* _Dataset extract_:
>> BEGIN

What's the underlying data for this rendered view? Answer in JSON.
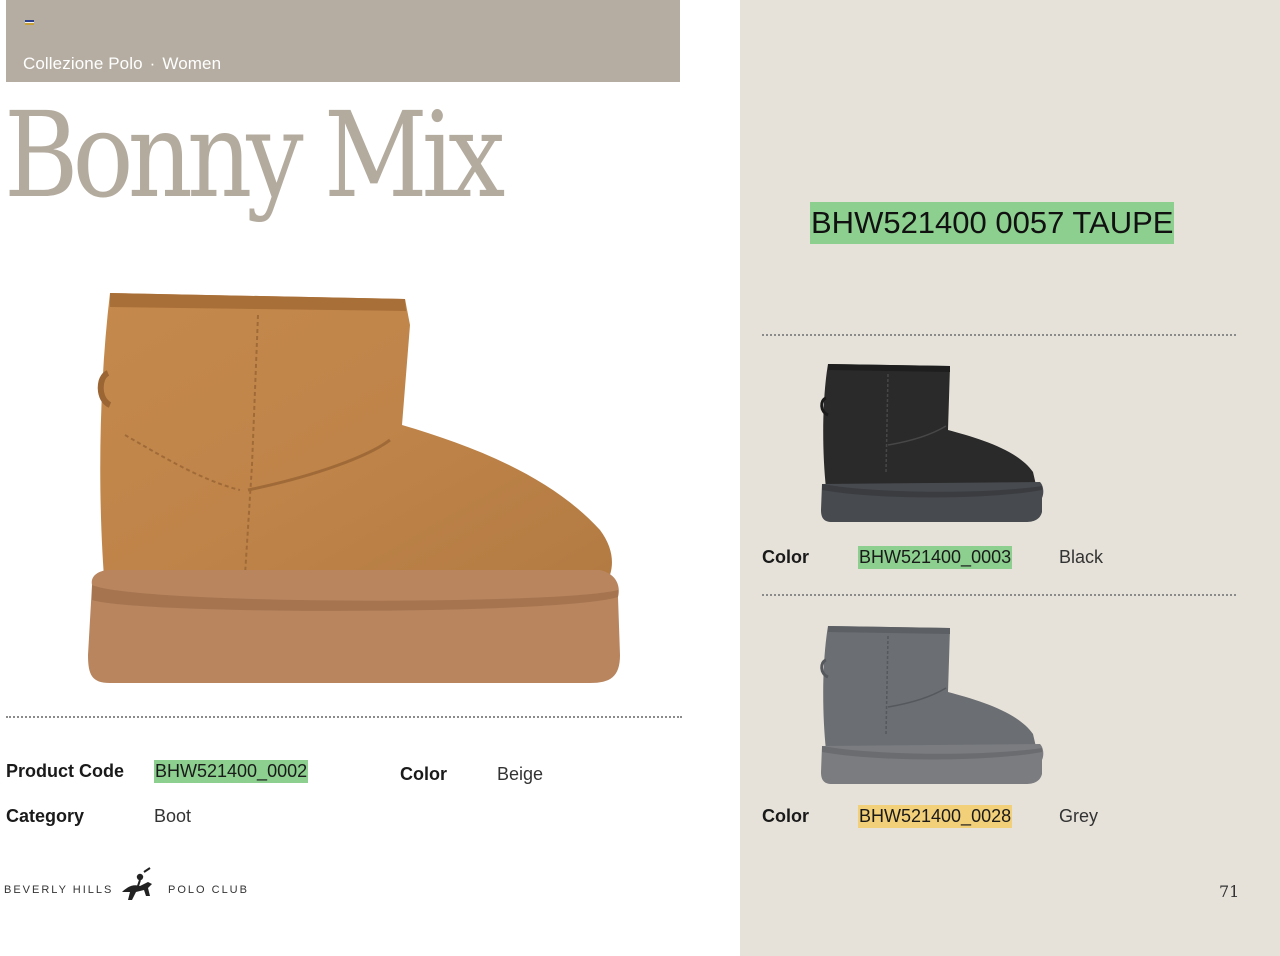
{
  "header": {
    "breadcrumb": [
      "Collezione Polo",
      "·",
      "Women"
    ],
    "title": "Bonny Mix"
  },
  "main_product": {
    "image_icon": "boot-beige-icon",
    "product_code_label": "Product Code",
    "product_code": "BHW521400_0002",
    "color_label": "Color",
    "color": "Beige",
    "category_label": "Category",
    "category": "Boot"
  },
  "footer": {
    "brand_left": "BEVERLY HILLS",
    "brand_logo_icon": "polo-player-logo-icon",
    "brand_right": "POLO CLUB",
    "page_number": "71"
  },
  "side_panel": {
    "highlight_code": "BHW521400 0057 TAUPE",
    "variants": [
      {
        "label": "Color",
        "code": "BHW521400_0003",
        "color": "Black",
        "image_icon": "boot-black-icon",
        "highlight": "#8ccf8f"
      },
      {
        "label": "Color",
        "code": "BHW521400_0028",
        "color": "Grey",
        "image_icon": "boot-grey-icon",
        "highlight": "#f2d07a"
      }
    ]
  },
  "colors": {
    "header_band": "#b5ada1",
    "title": "#b4ab9f",
    "panel": "#e6e2da",
    "code_highlight_green": "#8ccf8f",
    "code_highlight_yellow": "#f2d07a"
  }
}
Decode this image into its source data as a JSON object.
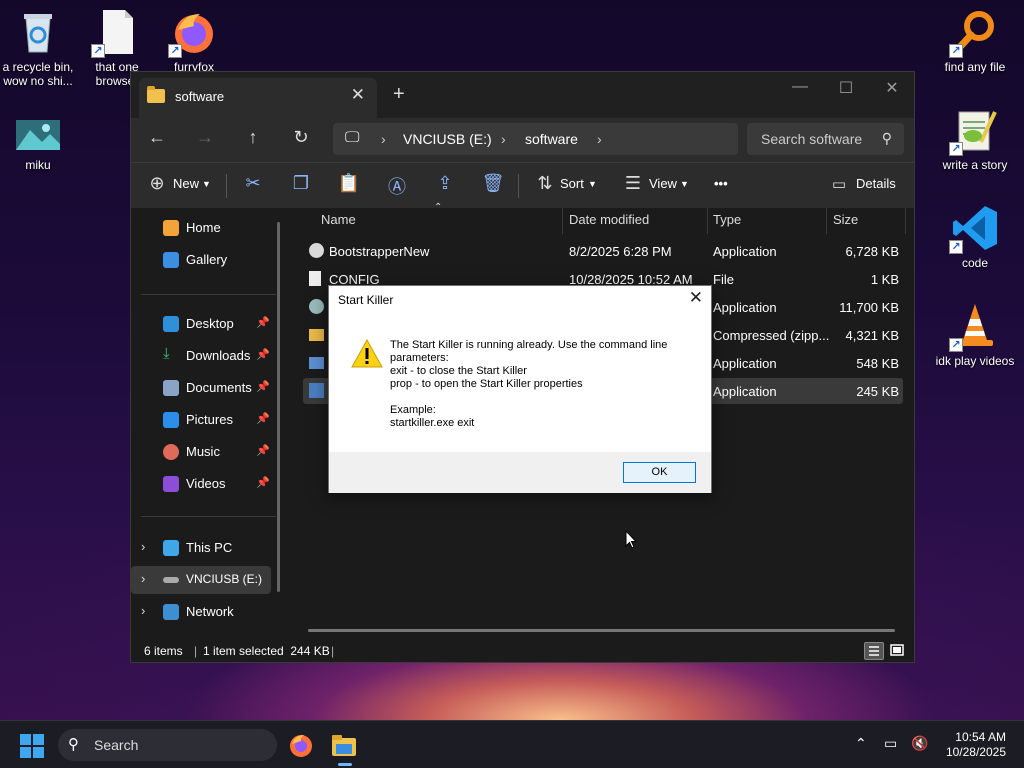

>> END

* _What needs to be done_: The pictures should not appear in the copy; every other part of the records above must be returned exactly.

* _Output of the task_:
What's the underlying data for this rendered view? Answer in JSON.
{
  "header": {
    "breadcrumb": [
      "Collezione Polo",
      "·",
      "Women"
    ],
    "title": "Bonny Mix"
  },
  "main_product": {
    "image_icon": "boot-beige-icon",
    "product_code_label": "Product Code",
    "product_code": "BHW521400_0002",
    "color_label": "Color",
    "color": "Beige",
    "category_label": "Category",
    "category": "Boot"
  },
  "footer": {
    "brand_left": "BEVERLY HILLS",
    "brand_logo_icon": "polo-player-logo-icon",
    "brand_right": "POLO CLUB",
    "page_number": "71"
  },
  "side_panel": {
    "highlight_code": "BHW521400 0057 TAUPE",
    "variants": [
      {
        "label": "Color",
        "code": "BHW521400_0003",
        "color": "Black",
        "image_icon": "boot-black-icon",
        "highlight": "#8ccf8f"
      },
      {
        "label": "Color",
        "code": "BHW521400_0028",
        "color": "Grey",
        "image_icon": "boot-grey-icon",
        "highlight": "#f2d07a"
      }
    ]
  },
  "colors": {
    "header_band": "#b5ada1",
    "title": "#b4ab9f",
    "panel": "#e6e2da",
    "code_highlight_green": "#8ccf8f",
    "code_highlight_yellow": "#f2d07a"
  }
}
Decode this image into its source data as a JSON object.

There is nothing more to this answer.